> _Instructions_:
1. Answer these questions using the excerpt on farm trade:
(a) What did the new U.S. Farm Bill increase?
(b) When did Jamaica get into financial trouble?
(c) What did milk processors in Jamaica buy once markets opened?
2. Print everything in the excerpt on farm trade from "With the opening" down to "kept coming in.".
3. Carry on the excerpt on farm trade, writing onward from its final sentence.

> _Excerpted text_:
Canadian farmers have been
rightly outraged recently about the
unfair advantage they face since the
new U.S. Farm Bill increased
subsidies to our competitors south of
the border. What we're now facing
here is what many small countries
have had to deal with for years.
While free trade proponents have
undermined opposition by arguing
that free trade will raise living
standards in Third World countries,
in many cases it has been devastating
to the farming economies of these
small countries while providing new
markets for rich countries.
When Jamaica got into financial
trouble in the early 1990s, it applied
to the International Monetary Fund
for assistance. The IMF demanded
trade concessions in return for loans
including opening up agricultural
trade. In the intervening years
Jamaica's agricultural economy has
virtually collapsed.
With the opening of markets, milk
processors were able to buy cheap
milk powder, subsidized by
American taxpayers, at less than the
cost of local fresh milk. With no local
market, milk prices dropped for
Jamaican raw milk, yet still the
American powder kept coming in.

> _Stored items from a collection_:
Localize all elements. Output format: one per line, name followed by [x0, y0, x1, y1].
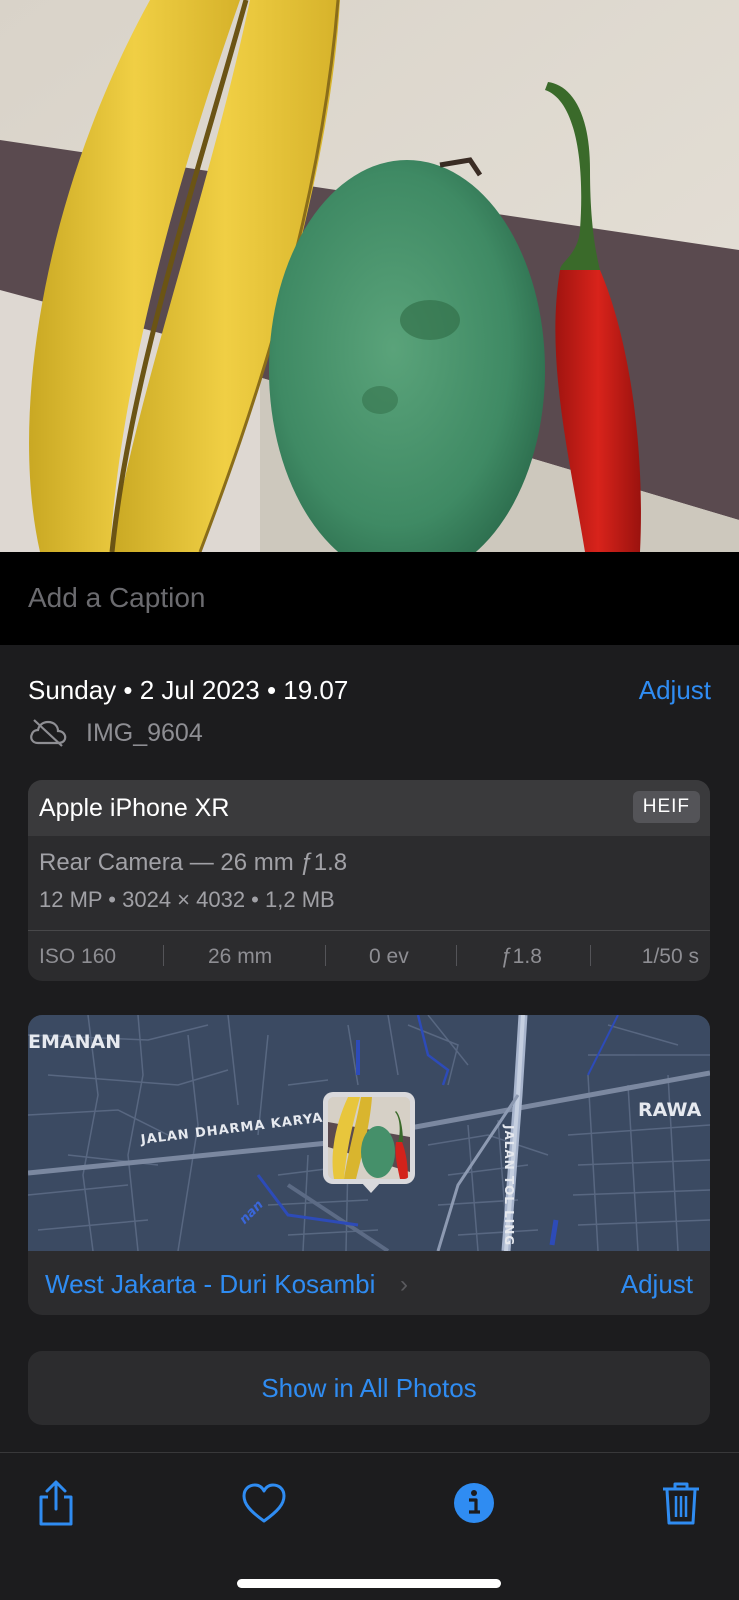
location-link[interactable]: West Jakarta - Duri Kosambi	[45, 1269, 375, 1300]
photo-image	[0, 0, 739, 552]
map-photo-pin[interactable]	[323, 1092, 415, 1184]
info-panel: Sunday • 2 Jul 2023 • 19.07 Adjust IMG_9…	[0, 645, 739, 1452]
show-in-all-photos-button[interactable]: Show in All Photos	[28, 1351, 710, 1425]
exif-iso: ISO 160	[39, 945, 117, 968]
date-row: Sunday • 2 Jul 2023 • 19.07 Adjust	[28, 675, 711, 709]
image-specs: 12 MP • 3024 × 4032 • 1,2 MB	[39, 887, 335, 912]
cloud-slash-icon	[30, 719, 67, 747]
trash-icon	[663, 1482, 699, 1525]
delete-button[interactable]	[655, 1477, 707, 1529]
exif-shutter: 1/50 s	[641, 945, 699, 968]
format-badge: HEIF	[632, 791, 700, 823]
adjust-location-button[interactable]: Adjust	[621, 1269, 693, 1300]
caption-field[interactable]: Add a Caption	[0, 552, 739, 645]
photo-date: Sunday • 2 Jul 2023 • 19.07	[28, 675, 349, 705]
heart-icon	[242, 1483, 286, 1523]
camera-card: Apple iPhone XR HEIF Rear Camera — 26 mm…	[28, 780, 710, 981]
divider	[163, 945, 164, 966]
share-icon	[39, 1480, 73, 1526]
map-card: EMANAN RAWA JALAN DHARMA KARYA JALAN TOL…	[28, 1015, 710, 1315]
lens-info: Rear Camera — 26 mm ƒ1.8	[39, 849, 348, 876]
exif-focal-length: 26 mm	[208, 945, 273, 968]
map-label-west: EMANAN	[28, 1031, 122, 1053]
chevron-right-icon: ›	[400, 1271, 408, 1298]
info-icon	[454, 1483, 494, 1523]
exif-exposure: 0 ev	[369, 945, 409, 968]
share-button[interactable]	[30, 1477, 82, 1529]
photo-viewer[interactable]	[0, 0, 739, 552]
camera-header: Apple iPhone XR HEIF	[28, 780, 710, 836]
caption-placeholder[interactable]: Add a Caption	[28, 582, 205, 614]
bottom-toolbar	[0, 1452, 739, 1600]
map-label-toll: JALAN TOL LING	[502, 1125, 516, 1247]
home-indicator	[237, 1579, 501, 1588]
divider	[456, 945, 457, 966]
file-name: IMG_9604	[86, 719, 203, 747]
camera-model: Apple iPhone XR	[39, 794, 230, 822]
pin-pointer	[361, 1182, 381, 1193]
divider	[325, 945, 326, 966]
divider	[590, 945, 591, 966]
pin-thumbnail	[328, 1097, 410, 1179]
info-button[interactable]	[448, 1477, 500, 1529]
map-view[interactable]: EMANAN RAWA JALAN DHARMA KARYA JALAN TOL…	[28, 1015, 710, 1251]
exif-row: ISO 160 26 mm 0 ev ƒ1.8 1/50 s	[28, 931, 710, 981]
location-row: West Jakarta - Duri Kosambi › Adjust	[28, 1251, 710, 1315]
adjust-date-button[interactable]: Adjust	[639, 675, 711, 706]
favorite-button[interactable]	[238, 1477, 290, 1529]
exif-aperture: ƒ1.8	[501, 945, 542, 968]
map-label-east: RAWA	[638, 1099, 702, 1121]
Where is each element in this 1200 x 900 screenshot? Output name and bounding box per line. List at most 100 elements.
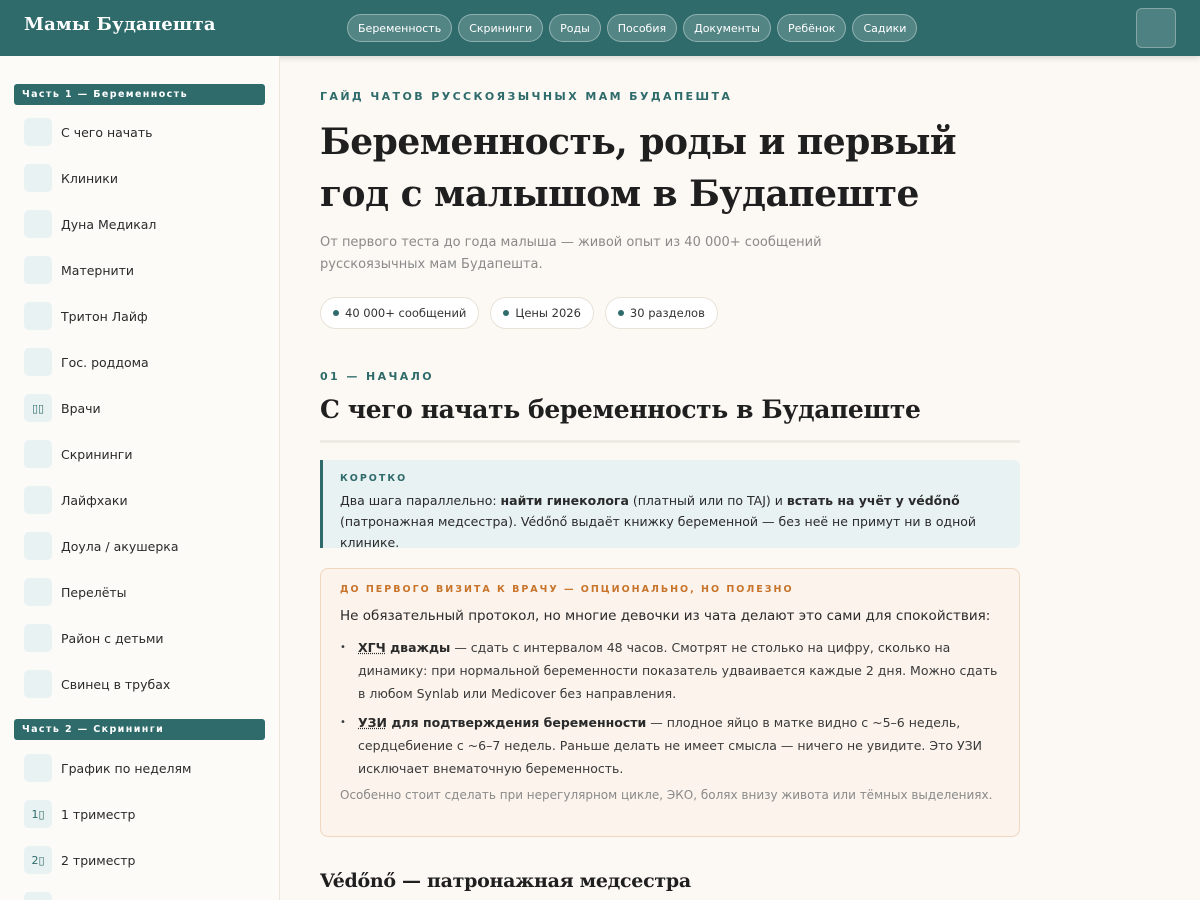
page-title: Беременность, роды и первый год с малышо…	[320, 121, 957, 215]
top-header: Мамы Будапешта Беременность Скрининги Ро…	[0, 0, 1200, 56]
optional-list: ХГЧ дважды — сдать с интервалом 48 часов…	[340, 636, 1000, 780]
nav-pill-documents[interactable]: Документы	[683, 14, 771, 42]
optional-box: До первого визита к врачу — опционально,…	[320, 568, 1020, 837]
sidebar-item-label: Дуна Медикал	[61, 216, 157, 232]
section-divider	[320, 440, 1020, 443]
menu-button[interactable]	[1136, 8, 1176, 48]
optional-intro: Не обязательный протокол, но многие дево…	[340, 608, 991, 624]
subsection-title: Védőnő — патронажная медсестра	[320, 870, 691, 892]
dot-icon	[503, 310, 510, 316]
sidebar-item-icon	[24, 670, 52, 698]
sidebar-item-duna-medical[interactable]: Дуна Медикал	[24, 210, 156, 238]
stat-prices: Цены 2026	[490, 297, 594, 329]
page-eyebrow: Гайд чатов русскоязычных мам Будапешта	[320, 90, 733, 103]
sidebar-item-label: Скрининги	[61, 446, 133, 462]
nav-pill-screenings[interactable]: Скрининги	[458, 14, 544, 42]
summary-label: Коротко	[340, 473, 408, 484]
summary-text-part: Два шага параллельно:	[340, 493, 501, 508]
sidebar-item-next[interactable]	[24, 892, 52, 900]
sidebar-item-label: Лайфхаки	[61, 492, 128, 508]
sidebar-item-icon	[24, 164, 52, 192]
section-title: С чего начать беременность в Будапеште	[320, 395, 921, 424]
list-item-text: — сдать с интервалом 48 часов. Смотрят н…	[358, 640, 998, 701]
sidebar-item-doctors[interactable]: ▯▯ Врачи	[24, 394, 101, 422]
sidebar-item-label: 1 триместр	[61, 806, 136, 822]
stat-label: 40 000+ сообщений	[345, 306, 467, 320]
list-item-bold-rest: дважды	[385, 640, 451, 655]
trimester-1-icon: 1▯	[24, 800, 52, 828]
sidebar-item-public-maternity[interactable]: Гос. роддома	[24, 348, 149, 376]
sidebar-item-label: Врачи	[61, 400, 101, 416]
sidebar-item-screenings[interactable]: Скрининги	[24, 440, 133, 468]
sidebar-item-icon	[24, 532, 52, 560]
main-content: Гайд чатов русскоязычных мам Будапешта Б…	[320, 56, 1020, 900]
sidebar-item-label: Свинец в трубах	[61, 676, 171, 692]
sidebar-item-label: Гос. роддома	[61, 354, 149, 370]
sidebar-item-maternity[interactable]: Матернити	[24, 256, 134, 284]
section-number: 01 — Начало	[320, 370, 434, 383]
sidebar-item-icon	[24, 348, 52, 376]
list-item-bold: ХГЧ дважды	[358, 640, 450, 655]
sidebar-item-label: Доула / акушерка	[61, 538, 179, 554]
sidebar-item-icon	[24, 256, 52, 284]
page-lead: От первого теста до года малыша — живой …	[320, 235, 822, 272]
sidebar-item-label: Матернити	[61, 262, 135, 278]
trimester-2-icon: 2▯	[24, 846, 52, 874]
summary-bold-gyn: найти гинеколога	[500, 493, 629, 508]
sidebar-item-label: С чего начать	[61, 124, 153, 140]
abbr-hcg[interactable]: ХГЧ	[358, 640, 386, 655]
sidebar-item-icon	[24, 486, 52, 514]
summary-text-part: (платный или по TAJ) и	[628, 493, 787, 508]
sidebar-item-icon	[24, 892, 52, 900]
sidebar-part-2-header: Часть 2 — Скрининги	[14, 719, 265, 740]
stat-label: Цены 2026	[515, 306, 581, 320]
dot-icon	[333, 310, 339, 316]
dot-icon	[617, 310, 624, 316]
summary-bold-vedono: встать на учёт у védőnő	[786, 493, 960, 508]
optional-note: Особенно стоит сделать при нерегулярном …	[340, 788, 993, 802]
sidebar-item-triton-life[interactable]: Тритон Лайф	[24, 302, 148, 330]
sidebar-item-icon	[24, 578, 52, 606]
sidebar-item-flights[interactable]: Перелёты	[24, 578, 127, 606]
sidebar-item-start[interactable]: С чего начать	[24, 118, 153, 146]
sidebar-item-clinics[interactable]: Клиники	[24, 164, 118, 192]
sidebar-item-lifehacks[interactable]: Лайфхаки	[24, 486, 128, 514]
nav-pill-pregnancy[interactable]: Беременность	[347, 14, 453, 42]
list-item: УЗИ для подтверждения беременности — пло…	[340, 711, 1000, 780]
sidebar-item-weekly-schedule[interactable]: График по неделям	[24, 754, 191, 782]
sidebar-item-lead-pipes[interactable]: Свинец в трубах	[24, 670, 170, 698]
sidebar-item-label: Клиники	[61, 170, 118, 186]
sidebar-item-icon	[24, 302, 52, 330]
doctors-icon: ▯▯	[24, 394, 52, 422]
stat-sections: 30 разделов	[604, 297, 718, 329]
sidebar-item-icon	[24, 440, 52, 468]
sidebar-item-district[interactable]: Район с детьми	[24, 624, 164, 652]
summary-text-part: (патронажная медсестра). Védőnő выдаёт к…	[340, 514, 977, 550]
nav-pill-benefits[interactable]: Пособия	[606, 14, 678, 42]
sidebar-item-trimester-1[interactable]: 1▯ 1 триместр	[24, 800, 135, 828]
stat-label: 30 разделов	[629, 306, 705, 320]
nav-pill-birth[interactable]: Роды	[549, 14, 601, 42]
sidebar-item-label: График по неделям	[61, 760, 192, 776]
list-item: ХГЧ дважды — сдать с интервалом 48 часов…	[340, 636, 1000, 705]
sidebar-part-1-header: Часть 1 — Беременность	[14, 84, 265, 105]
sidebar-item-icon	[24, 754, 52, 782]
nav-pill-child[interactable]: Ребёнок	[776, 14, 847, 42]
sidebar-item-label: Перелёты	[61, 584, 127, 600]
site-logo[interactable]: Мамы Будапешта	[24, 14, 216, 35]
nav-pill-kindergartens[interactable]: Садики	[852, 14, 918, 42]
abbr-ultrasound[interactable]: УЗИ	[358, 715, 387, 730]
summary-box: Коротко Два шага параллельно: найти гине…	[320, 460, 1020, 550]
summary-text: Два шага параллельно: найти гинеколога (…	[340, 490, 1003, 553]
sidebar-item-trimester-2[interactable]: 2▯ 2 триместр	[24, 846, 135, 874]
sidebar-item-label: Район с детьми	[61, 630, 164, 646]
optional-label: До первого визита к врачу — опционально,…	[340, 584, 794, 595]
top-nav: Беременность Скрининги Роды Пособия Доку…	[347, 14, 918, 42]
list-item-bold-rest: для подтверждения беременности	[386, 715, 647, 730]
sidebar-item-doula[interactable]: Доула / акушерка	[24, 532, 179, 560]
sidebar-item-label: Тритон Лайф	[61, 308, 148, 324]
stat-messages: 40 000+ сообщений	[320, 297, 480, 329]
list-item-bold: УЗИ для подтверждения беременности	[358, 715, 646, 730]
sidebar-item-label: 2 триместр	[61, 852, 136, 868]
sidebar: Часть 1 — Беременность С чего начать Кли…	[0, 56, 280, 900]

> _Solved problems_:
1.
(a) It increased subsidies to Canadian farmers' competitors south of the border.
(b) Jamaica got into financial trouble in the early 1990s.
(c) They bought cheap milk powder, subsidized by American taxpayers, at less than the cost of local fresh milk.

2.
With the opening of markets, milk
processors were able to buy cheap
milk powder, subsidized by
American taxpayers, at less than the
cost of local fresh milk. With no local
market, milk prices dropped for
Jamaican raw milk, yet still the
American powder kept coming in.

3.
The U.S. used the World Trade
Organization to kill the preferred
trade status Jamaica used to have
with Britain for its bananas. The U.S.
doesn't even produce bananas but
U.S. companies control much of the
world's banana production.
Exports of .U.S. pork to the
Caribbean have brought local
producers to the verge of ruin.
The Ivory Coast in Africa imports
subsidized pork from Europe at
prices that are three times lower than
local production costs.
Activists in the Philippines predict
100,000 jobs will be lost there this
year unless their government takes its
agriculture out of the WTO. Oxfam, a
British non-governmental aid
organization, says imported Amer-
ican corn undermines local farmers. It
points out the average subsidy to
American farmers of $29,000 (even
before the latest hike) is 100 times
the income of a Filipino farmer.
Kenya's government recently
slapped a 60 per cent excise duty on
imported dairy products because
fresh milk prices had plummeted
because processors began using
imported milk powder.
Ethiopia decided not to get
involved in WTO talks. "If we
allowed zero or low tariffs on maize
or wheat, our markets would be
overrun by cheaper products from
South Africa or other countries,"
explained Girma Bekele, general
manager of the Ethiopian Grain
Trade Enterprise.
On the other hand, "Even if
barriers to trade are lifted, our
capacity to compete in developed
country markets or with developed
country products is limited by price,
technology and products."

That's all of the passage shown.